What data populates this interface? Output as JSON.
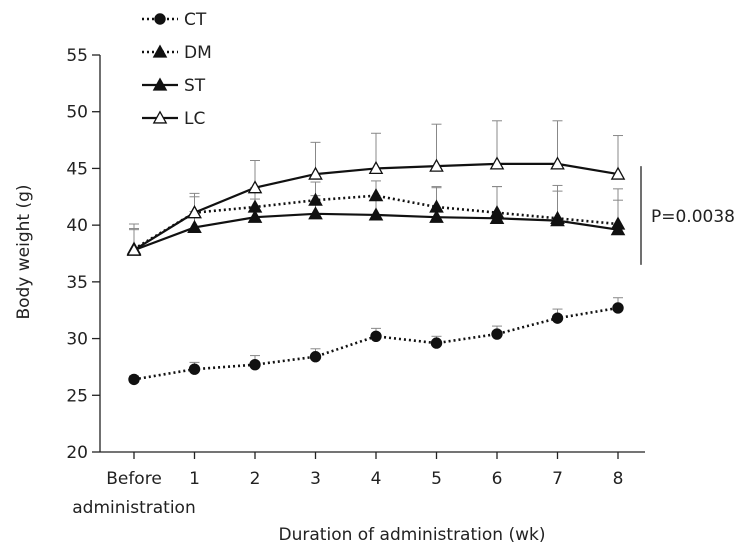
{
  "chart_data": {
    "type": "line",
    "xlabel": "Duration of administration (wk)",
    "ylabel": "Body weight (g)",
    "ylim": [
      20,
      55
    ],
    "yticks": [
      "20",
      "25",
      "30",
      "35",
      "40",
      "45",
      "50",
      "55"
    ],
    "categories": [
      "Before administration",
      "1",
      "2",
      "3",
      "4",
      "5",
      "6",
      "7",
      "8"
    ],
    "first_category_lines": [
      "Before",
      "administration"
    ],
    "series": [
      {
        "name": "CT",
        "line_style": "dotted",
        "marker": "filled-circle",
        "values": [
          26.4,
          27.3,
          27.7,
          28.4,
          30.2,
          29.6,
          30.4,
          31.8,
          32.7
        ],
        "errors": [
          0.3,
          0.6,
          0.8,
          0.7,
          0.7,
          0.6,
          0.7,
          0.8,
          0.9
        ]
      },
      {
        "name": "DM",
        "line_style": "dotted",
        "marker": "filled-triangle",
        "values": [
          37.9,
          41.1,
          41.6,
          42.2,
          42.6,
          41.6,
          41.1,
          40.6,
          40.1
        ],
        "errors": [
          1.8,
          1.4,
          1.7,
          1.6,
          1.3,
          1.8,
          2.3,
          2.9,
          3.1
        ]
      },
      {
        "name": "ST",
        "line_style": "solid",
        "marker": "filled-triangle",
        "values": [
          37.8,
          39.8,
          40.7,
          41.0,
          40.9,
          40.7,
          40.6,
          40.4,
          39.6
        ],
        "errors": [
          1.8,
          1.4,
          1.6,
          1.6,
          1.3,
          2.6,
          2.8,
          2.6,
          2.6
        ]
      },
      {
        "name": "LC",
        "line_style": "solid",
        "marker": "open-triangle",
        "values": [
          37.8,
          41.1,
          43.3,
          44.5,
          45.0,
          45.2,
          45.4,
          45.4,
          44.5
        ],
        "errors": [
          2.3,
          1.7,
          2.4,
          2.8,
          3.1,
          3.7,
          3.8,
          3.8,
          3.4
        ]
      }
    ],
    "annotation": "P=0.0038",
    "grid": false,
    "legend_position": "top-left"
  }
}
*****
Give back the whole listing as it stands, minus its pictures.

What data populates this interface? Output as JSON.
{
  "chart_data": {
    "type": "line",
    "xlabel": "Duration of administration (wk)",
    "ylabel": "Body weight (g)",
    "ylim": [
      20,
      55
    ],
    "yticks": [
      "20",
      "25",
      "30",
      "35",
      "40",
      "45",
      "50",
      "55"
    ],
    "categories": [
      "Before administration",
      "1",
      "2",
      "3",
      "4",
      "5",
      "6",
      "7",
      "8"
    ],
    "first_category_lines": [
      "Before",
      "administration"
    ],
    "series": [
      {
        "name": "CT",
        "line_style": "dotted",
        "marker": "filled-circle",
        "values": [
          26.4,
          27.3,
          27.7,
          28.4,
          30.2,
          29.6,
          30.4,
          31.8,
          32.7
        ],
        "errors": [
          0.3,
          0.6,
          0.8,
          0.7,
          0.7,
          0.6,
          0.7,
          0.8,
          0.9
        ]
      },
      {
        "name": "DM",
        "line_style": "dotted",
        "marker": "filled-triangle",
        "values": [
          37.9,
          41.1,
          41.6,
          42.2,
          42.6,
          41.6,
          41.1,
          40.6,
          40.1
        ],
        "errors": [
          1.8,
          1.4,
          1.7,
          1.6,
          1.3,
          1.8,
          2.3,
          2.9,
          3.1
        ]
      },
      {
        "name": "ST",
        "line_style": "solid",
        "marker": "filled-triangle",
        "values": [
          37.8,
          39.8,
          40.7,
          41.0,
          40.9,
          40.7,
          40.6,
          40.4,
          39.6
        ],
        "errors": [
          1.8,
          1.4,
          1.6,
          1.6,
          1.3,
          2.6,
          2.8,
          2.6,
          2.6
        ]
      },
      {
        "name": "LC",
        "line_style": "solid",
        "marker": "open-triangle",
        "values": [
          37.8,
          41.1,
          43.3,
          44.5,
          45.0,
          45.2,
          45.4,
          45.4,
          44.5
        ],
        "errors": [
          2.3,
          1.7,
          2.4,
          2.8,
          3.1,
          3.7,
          3.8,
          3.8,
          3.4
        ]
      }
    ],
    "annotation": "P=0.0038",
    "grid": false,
    "legend_position": "top-left"
  }
}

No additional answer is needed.